Each line of the material below should be reproduced exactly.

:: Provided entries ::

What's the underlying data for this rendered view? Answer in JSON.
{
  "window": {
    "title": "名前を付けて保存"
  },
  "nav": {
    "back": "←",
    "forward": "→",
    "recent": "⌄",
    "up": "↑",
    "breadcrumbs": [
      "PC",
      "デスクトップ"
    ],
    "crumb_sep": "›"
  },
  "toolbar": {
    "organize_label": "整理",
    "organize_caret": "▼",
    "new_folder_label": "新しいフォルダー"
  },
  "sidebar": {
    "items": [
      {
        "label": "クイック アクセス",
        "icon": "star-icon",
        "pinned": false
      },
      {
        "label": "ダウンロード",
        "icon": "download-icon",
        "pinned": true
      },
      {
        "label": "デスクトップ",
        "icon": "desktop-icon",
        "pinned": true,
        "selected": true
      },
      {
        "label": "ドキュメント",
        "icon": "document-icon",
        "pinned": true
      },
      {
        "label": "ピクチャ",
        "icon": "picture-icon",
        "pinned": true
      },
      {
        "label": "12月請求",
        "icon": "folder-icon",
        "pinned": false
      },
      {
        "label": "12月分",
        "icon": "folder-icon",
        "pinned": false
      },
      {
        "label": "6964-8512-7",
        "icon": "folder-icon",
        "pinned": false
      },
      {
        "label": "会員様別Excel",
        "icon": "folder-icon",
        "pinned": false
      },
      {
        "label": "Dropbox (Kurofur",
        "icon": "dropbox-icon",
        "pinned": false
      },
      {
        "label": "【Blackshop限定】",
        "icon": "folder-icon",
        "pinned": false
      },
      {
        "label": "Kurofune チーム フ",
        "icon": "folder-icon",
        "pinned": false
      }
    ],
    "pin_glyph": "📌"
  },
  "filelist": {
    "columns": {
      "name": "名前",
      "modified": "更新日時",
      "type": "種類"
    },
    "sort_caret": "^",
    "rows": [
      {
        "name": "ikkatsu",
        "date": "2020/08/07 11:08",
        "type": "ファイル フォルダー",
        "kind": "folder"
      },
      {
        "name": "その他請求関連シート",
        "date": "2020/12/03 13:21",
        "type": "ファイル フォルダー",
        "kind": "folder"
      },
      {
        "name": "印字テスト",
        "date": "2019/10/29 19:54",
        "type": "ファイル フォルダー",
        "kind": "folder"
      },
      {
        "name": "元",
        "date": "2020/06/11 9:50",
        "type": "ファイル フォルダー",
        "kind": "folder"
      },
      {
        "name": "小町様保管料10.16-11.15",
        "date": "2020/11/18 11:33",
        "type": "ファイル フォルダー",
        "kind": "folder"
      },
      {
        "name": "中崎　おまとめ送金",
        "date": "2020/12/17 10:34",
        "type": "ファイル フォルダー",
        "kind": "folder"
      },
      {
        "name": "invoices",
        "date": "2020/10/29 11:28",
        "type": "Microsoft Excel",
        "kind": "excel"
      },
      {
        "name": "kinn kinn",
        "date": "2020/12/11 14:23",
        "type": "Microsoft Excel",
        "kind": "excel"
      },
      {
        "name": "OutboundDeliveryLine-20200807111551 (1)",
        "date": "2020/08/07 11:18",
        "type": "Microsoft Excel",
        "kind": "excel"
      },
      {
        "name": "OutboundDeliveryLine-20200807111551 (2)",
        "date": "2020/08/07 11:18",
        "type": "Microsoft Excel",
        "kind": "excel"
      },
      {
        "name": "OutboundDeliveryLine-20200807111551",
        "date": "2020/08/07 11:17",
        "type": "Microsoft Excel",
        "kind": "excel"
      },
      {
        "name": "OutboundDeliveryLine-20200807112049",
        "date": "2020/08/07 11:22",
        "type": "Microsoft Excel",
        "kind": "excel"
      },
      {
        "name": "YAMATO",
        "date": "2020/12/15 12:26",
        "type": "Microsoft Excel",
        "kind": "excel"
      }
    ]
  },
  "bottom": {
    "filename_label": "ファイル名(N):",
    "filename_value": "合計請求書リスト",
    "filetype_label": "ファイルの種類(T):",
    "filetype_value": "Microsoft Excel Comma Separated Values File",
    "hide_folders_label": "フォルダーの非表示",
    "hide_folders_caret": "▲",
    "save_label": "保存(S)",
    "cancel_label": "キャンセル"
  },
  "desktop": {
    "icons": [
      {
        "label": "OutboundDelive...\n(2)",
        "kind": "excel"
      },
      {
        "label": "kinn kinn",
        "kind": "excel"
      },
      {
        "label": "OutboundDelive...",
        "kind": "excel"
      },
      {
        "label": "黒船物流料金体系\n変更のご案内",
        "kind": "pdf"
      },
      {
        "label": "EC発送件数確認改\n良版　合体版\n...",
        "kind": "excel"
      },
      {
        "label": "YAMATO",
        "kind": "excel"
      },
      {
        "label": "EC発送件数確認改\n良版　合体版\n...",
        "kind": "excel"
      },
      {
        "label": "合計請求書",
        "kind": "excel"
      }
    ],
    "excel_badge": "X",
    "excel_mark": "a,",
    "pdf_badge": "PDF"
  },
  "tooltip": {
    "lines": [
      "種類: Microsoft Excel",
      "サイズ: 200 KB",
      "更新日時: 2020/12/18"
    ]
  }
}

:::

#### Result for this task
What's the underlying data for this rendered view? Answer in JSON.
{
  "window": {
    "title": "名前を付けて保存"
  },
  "nav": {
    "back": "←",
    "forward": "→",
    "recent": "⌄",
    "up": "↑",
    "breadcrumbs": [
      "PC",
      "デスクトップ"
    ],
    "crumb_sep": "›"
  },
  "toolbar": {
    "organize_label": "整理",
    "organize_caret": "▼",
    "new_folder_label": "新しいフォルダー"
  },
  "sidebar": {
    "items": [
      {
        "label": "クイック アクセス",
        "icon": "star-icon",
        "pinned": false
      },
      {
        "label": "ダウンロード",
        "icon": "download-icon",
        "pinned": true
      },
      {
        "label": "デスクトップ",
        "icon": "desktop-icon",
        "pinned": true,
        "selected": true
      },
      {
        "label": "ドキュメント",
        "icon": "document-icon",
        "pinned": true
      },
      {
        "label": "ピクチャ",
        "icon": "picture-icon",
        "pinned": true
      },
      {
        "label": "12月請求",
        "icon": "folder-icon",
        "pinned": false
      },
      {
        "label": "12月分",
        "icon": "folder-icon",
        "pinned": false
      },
      {
        "label": "6964-8512-7",
        "icon": "folder-icon",
        "pinned": false
      },
      {
        "label": "会員様別Excel",
        "icon": "folder-icon",
        "pinned": false
      },
      {
        "label": "Dropbox (Kurofur",
        "icon": "dropbox-icon",
        "pinned": false
      },
      {
        "label": "【Blackshop限定】",
        "icon": "folder-icon",
        "pinned": false
      },
      {
        "label": "Kurofune チーム フ",
        "icon": "folder-icon",
        "pinned": false
      }
    ],
    "pin_glyph": "📌"
  },
  "filelist": {
    "columns": {
      "name": "名前",
      "modified": "更新日時",
      "type": "種類"
    },
    "sort_caret": "^",
    "rows": [
      {
        "name": "ikkatsu",
        "date": "2020/08/07 11:08",
        "type": "ファイル フォルダー",
        "kind": "folder"
      },
      {
        "name": "その他請求関連シート",
        "date": "2020/12/03 13:21",
        "type": "ファイル フォルダー",
        "kind": "folder"
      },
      {
        "name": "印字テスト",
        "date": "2019/10/29 19:54",
        "type": "ファイル フォルダー",
        "kind": "folder"
      },
      {
        "name": "元",
        "date": "2020/06/11 9:50",
        "type": "ファイル フォルダー",
        "kind": "folder"
      },
      {
        "name": "小町様保管料10.16-11.15",
        "date": "2020/11/18 11:33",
        "type": "ファイル フォルダー",
        "kind": "folder"
      },
      {
        "name": "中崎　おまとめ送金",
        "date": "2020/12/17 10:34",
        "type": "ファイル フォルダー",
        "kind": "folder"
      },
      {
        "name": "invoices",
        "date": "2020/10/29 11:28",
        "type": "Microsoft Excel",
        "kind": "excel"
      },
      {
        "name": "kinn kinn",
        "date": "2020/12/11 14:23",
        "type": "Microsoft Excel",
        "kind": "excel"
      },
      {
        "name": "OutboundDeliveryLine-20200807111551 (1)",
        "date": "2020/08/07 11:18",
        "type": "Microsoft Excel",
        "kind": "excel"
      },
      {
        "name": "OutboundDeliveryLine-20200807111551 (2)",
        "date": "2020/08/07 11:18",
        "type": "Microsoft Excel",
        "kind": "excel"
      },
      {
        "name": "OutboundDeliveryLine-20200807111551",
        "date": "2020/08/07 11:17",
        "type": "Microsoft Excel",
        "kind": "excel"
      },
      {
        "name": "OutboundDeliveryLine-20200807112049",
        "date": "2020/08/07 11:22",
        "type": "Microsoft Excel",
        "kind": "excel"
      },
      {
        "name": "YAMATO",
        "date": "2020/12/15 12:26",
        "type": "Microsoft Excel",
        "kind": "excel"
      }
    ]
  },
  "bottom": {
    "filename_label": "ファイル名(N):",
    "filename_value": "合計請求書リスト",
    "filetype_label": "ファイルの種類(T):",
    "filetype_value": "Microsoft Excel Comma Separated Values File",
    "hide_folders_label": "フォルダーの非表示",
    "hide_folders_caret": "▲",
    "save_label": "保存(S)",
    "cancel_label": "キャンセル"
  },
  "desktop": {
    "icons": [
      {
        "label": "OutboundDelive...\n(2)",
        "kind": "excel"
      },
      {
        "label": "kinn kinn",
        "kind": "excel"
      },
      {
        "label": "OutboundDelive...",
        "kind": "excel"
      },
      {
        "label": "黒船物流料金体系\n変更のご案内",
        "kind": "pdf"
      },
      {
        "label": "EC発送件数確認改\n良版　合体版\n...",
        "kind": "excel"
      },
      {
        "label": "YAMATO",
        "kind": "excel"
      },
      {
        "label": "EC発送件数確認改\n良版　合体版\n...",
        "kind": "excel"
      },
      {
        "label": "合計請求書",
        "kind": "excel"
      }
    ],
    "excel_badge": "X",
    "excel_mark": "a,",
    "pdf_badge": "PDF"
  },
  "tooltip": {
    "lines": [
      "種類: Microsoft Excel",
      "サイズ: 200 KB",
      "更新日時: 2020/12/18"
    ]
  }
}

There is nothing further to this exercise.